_Work to do:_
Look below. Copy each line that has "intended" in it.

------ Data excerpts

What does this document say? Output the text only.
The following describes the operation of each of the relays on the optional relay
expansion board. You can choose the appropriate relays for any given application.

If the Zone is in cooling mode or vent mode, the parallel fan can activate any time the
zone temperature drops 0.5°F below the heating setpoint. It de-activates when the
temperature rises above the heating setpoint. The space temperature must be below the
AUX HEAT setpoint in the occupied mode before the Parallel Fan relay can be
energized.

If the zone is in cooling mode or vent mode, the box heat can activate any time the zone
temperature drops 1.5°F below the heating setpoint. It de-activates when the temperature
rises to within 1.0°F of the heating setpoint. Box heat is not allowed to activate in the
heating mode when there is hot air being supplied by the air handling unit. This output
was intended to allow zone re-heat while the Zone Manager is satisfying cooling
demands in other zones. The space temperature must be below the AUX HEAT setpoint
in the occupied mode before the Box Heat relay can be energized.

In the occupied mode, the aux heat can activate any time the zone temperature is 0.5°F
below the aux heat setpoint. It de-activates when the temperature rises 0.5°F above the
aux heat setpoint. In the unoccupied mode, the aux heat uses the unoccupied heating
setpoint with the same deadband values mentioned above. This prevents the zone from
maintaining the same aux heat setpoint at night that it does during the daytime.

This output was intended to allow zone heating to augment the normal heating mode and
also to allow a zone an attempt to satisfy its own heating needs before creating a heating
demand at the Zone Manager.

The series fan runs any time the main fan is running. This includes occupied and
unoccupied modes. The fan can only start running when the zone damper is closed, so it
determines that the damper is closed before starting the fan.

------------

_The completed task:_
was intended to allow zone re-heat while the Zone Manager is satisfying cooling
This output was intended to allow zone heating to augment the normal heating mode and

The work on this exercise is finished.